— Provided entries —
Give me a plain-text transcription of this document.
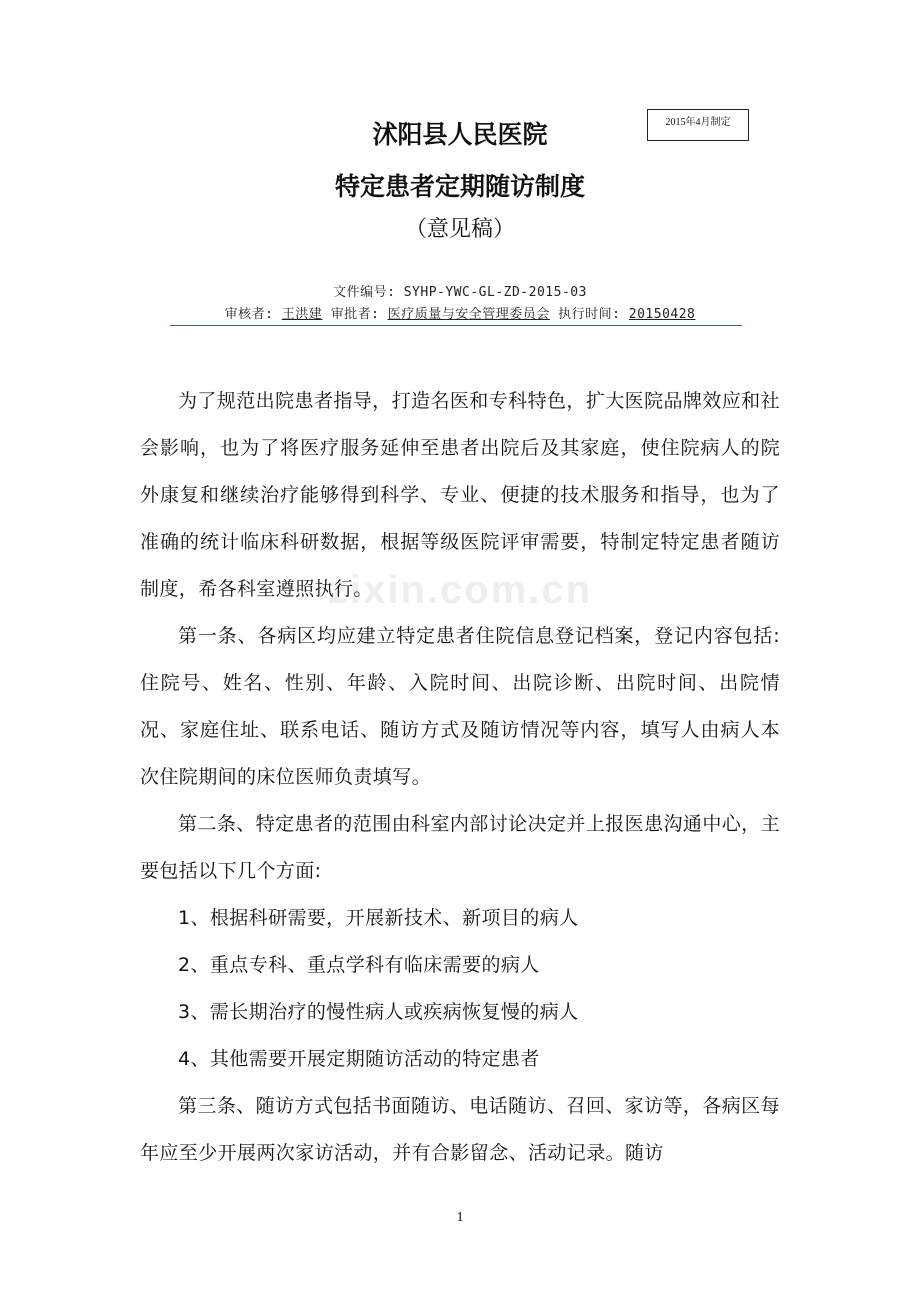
2015年4月制定
沭阳县人民医院
特定患者定期随访制度
（意见稿）
文件编号: SYHP-YWC-GL-ZD-2015-03
审核者: 王洪建 审批者: 医疗质量与安全管理委员会 执行时间: 20150428
zixin.com.cn

为了规范出院患者指导，打造名医和专科特色，扩大医院品牌效应和社会影响，也为了将医疗服务延伸至患者出院后及其家庭，使住院病人的院外康复和继续治疗能够得到科学、专业、便捷的技术服务和指导，也为了准确的统计临床科研数据，根据等级医院评审需要，特制定特定患者随访制度，希各科室遵照执行。

第一条、各病区均应建立特定患者住院信息登记档案，登记内容包括: 住院号、姓名、性别、年龄、入院时间、出院诊断、出院时间、出院情况、家庭住址、联系电话、随访方式及随访情况等内容，填写人由病人本次住院期间的床位医师负责填写。

第二条、特定患者的范围由科室内部讨论决定并上报医患沟通中心，主要包括以下几个方面:

1、根据科研需要，开展新技术、新项目的病人

2、重点专科、重点学科有临床需要的病人

3、需长期治疗的慢性病人或疾病恢复慢的病人

4、其他需要开展定期随访活动的特定患者

第三条、随访方式包括书面随访、电话随访、召回、家访等，各病区每年应至少开展两次家访活动，并有合影留念、活动记录。随访

1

— What is expected —
Repeat the listing in full and exactly. Leave any pictures out.

— Worked answer —
Give me a plain-text transcription of this document.
2015年4月制定
沭阳县人民医院
特定患者定期随访制度
（意见稿）
文件编号: SYHP-YWC-GL-ZD-2015-03
审核者: 王洪建 审批者: 医疗质量与安全管理委员会 执行时间: 20150428
zixin.com.cn

为了规范出院患者指导，打造名医和专科特色，扩大医院品牌效应和社会影响，也为了将医疗服务延伸至患者出院后及其家庭，使住院病人的院外康复和继续治疗能够得到科学、专业、便捷的技术服务和指导，也为了准确的统计临床科研数据，根据等级医院评审需要，特制定特定患者随访制度，希各科室遵照执行。

第一条、各病区均应建立特定患者住院信息登记档案，登记内容包括: 住院号、姓名、性别、年龄、入院时间、出院诊断、出院时间、出院情况、家庭住址、联系电话、随访方式及随访情况等内容，填写人由病人本次住院期间的床位医师负责填写。

第二条、特定患者的范围由科室内部讨论决定并上报医患沟通中心，主要包括以下几个方面:

1、根据科研需要，开展新技术、新项目的病人

2、重点专科、重点学科有临床需要的病人

3、需长期治疗的慢性病人或疾病恢复慢的病人

4、其他需要开展定期随访活动的特定患者

第三条、随访方式包括书面随访、电话随访、召回、家访等，各病区每年应至少开展两次家访活动，并有合影留念、活动记录。随访

1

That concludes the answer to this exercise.